With the pictures left out, return exactly the lines from the one containing "What text is on this page?" through the end of the listing below.

* * *

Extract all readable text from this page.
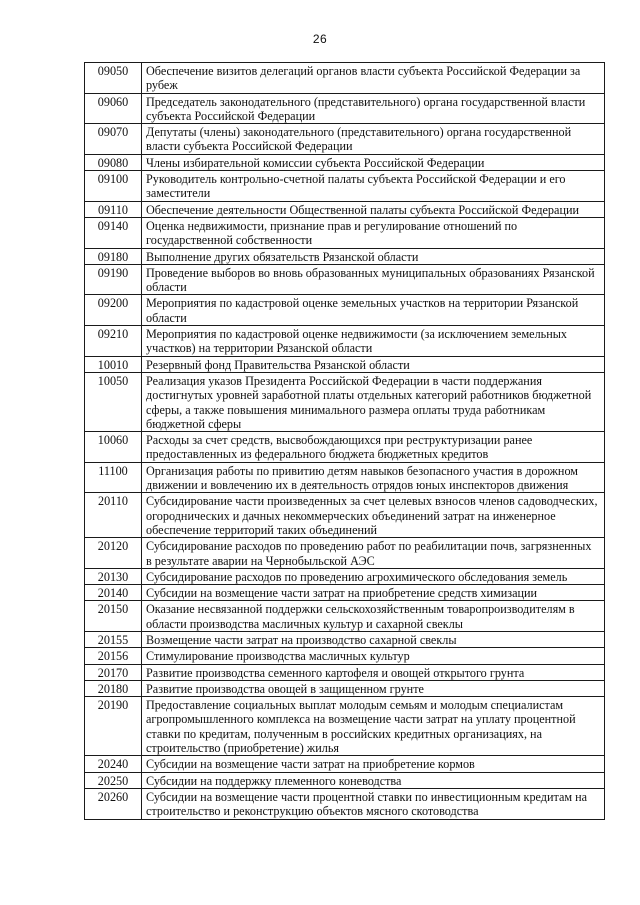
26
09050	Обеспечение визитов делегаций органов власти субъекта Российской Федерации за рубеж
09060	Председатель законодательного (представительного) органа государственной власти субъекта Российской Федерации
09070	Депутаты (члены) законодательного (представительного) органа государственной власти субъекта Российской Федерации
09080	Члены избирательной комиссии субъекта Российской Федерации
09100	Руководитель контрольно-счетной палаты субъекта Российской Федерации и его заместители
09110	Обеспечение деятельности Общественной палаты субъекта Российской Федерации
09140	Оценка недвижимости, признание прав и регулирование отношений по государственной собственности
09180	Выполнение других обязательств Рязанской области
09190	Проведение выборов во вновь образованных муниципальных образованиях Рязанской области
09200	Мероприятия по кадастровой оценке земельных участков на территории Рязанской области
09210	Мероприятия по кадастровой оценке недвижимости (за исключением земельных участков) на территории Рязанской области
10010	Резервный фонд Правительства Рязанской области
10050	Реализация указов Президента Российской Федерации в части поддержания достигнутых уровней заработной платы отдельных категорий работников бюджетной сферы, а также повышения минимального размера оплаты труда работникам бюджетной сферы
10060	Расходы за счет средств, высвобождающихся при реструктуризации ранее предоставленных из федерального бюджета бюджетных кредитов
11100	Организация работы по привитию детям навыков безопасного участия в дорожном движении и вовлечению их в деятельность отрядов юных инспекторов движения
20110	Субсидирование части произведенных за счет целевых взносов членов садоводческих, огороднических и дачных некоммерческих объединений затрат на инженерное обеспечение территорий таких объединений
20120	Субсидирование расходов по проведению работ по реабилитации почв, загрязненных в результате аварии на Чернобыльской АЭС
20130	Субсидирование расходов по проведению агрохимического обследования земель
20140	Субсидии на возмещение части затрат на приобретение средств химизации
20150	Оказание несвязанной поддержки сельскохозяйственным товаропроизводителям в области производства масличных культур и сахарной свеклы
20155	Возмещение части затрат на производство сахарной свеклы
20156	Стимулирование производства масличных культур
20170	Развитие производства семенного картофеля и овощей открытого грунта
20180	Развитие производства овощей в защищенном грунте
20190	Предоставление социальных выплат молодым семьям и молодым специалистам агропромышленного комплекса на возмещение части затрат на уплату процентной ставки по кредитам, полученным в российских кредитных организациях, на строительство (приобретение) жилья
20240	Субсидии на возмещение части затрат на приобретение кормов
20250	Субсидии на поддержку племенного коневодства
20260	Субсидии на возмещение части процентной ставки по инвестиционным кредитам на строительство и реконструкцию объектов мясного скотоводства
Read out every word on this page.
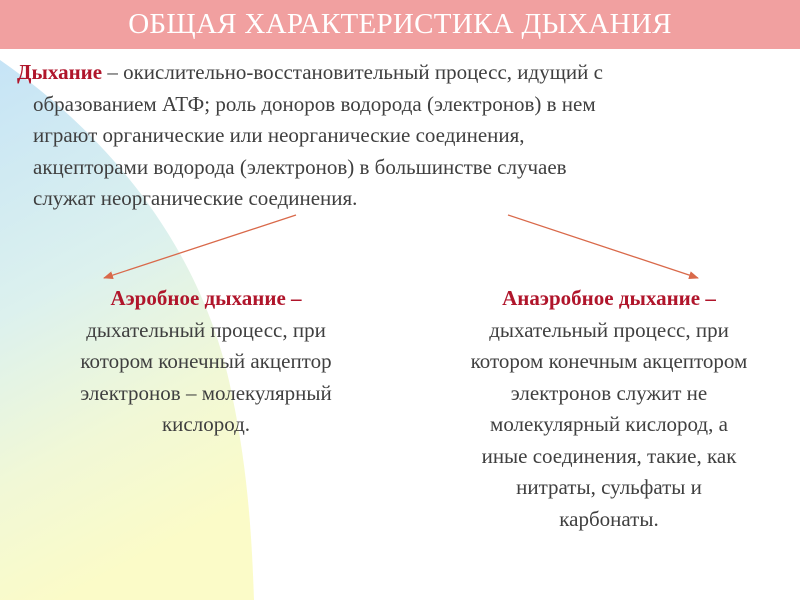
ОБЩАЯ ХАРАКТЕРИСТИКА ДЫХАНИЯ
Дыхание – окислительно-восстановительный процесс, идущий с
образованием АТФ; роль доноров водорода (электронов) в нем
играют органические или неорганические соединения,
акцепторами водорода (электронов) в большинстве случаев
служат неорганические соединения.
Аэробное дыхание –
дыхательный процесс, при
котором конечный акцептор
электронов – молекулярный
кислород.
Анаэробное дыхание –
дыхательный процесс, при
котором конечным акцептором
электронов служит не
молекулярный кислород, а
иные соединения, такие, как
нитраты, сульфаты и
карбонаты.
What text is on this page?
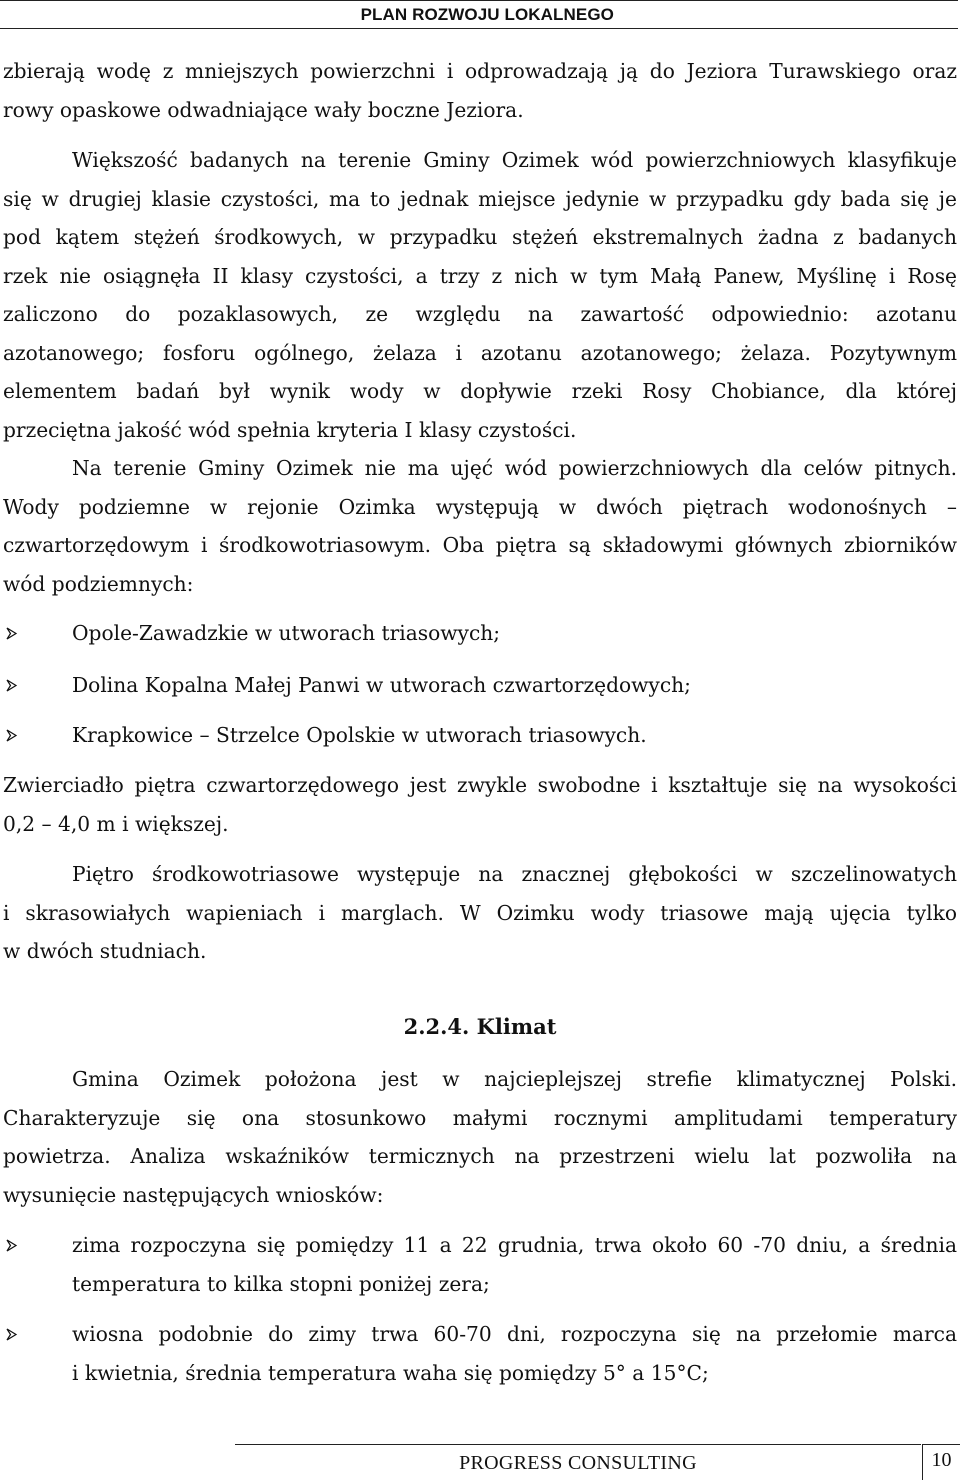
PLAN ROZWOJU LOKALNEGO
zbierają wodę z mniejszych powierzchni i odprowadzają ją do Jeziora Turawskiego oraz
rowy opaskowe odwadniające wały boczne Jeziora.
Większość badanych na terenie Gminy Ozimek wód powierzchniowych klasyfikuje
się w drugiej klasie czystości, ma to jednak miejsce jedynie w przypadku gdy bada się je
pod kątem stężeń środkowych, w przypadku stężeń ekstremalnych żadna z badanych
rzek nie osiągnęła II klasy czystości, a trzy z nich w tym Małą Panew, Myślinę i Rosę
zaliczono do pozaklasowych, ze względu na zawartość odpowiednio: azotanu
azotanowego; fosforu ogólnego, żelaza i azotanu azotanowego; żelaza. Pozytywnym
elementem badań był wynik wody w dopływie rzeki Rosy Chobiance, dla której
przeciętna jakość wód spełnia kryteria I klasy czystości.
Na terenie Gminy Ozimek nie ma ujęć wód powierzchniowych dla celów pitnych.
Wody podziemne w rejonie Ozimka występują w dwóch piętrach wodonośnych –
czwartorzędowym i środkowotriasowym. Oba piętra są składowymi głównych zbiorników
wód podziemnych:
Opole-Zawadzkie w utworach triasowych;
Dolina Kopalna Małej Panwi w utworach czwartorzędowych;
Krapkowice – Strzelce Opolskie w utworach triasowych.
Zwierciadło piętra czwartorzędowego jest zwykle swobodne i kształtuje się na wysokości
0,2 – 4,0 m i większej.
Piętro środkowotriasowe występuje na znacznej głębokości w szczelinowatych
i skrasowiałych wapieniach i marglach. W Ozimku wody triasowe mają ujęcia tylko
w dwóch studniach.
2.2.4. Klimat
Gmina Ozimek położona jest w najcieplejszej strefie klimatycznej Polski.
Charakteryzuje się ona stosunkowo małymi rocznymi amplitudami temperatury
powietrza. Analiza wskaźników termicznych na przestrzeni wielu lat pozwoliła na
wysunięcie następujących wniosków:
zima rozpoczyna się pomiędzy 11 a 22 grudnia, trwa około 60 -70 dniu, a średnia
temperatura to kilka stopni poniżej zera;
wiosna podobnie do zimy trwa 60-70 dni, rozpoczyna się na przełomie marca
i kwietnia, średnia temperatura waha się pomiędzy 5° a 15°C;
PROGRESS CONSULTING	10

* * *

**FINISHED ANSWER:**
What text is on this page?
PLAN ROZWOJU LOKALNEGO
zbierają wodę z mniejszych powierzchni i odprowadzają ją do Jeziora Turawskiego oraz
rowy opaskowe odwadniające wały boczne Jeziora.
Większość badanych na terenie Gminy Ozimek wód powierzchniowych klasyfikuje
się w drugiej klasie czystości, ma to jednak miejsce jedynie w przypadku gdy bada się je
pod kątem stężeń środkowych, w przypadku stężeń ekstremalnych żadna z badanych
rzek nie osiągnęła II klasy czystości, a trzy z nich w tym Małą Panew, Myślinę i Rosę
zaliczono do pozaklasowych, ze względu na zawartość odpowiednio: azotanu
azotanowego; fosforu ogólnego, żelaza i azotanu azotanowego; żelaza. Pozytywnym
elementem badań był wynik wody w dopływie rzeki Rosy Chobiance, dla której
przeciętna jakość wód spełnia kryteria I klasy czystości.
Na terenie Gminy Ozimek nie ma ujęć wód powierzchniowych dla celów pitnych.
Wody podziemne w rejonie Ozimka występują w dwóch piętrach wodonośnych –
czwartorzędowym i środkowotriasowym. Oba piętra są składowymi głównych zbiorników
wód podziemnych:
Opole-Zawadzkie w utworach triasowych;
Dolina Kopalna Małej Panwi w utworach czwartorzędowych;
Krapkowice – Strzelce Opolskie w utworach triasowych.
Zwierciadło piętra czwartorzędowego jest zwykle swobodne i kształtuje się na wysokości
0,2 – 4,0 m i większej.
Piętro środkowotriasowe występuje na znacznej głębokości w szczelinowatych
i skrasowiałych wapieniach i marglach. W Ozimku wody triasowe mają ujęcia tylko
w dwóch studniach.
2.2.4. Klimat
Gmina Ozimek położona jest w najcieplejszej strefie klimatycznej Polski.
Charakteryzuje się ona stosunkowo małymi rocznymi amplitudami temperatury
powietrza. Analiza wskaźników termicznych na przestrzeni wielu lat pozwoliła na
wysunięcie następujących wniosków:
zima rozpoczyna się pomiędzy 11 a 22 grudnia, trwa około 60 -70 dniu, a średnia
temperatura to kilka stopni poniżej zera;
wiosna podobnie do zimy trwa 60-70 dni, rozpoczyna się na przełomie marca
i kwietnia, średnia temperatura waha się pomiędzy 5° a 15°C;
PROGRESS CONSULTING	10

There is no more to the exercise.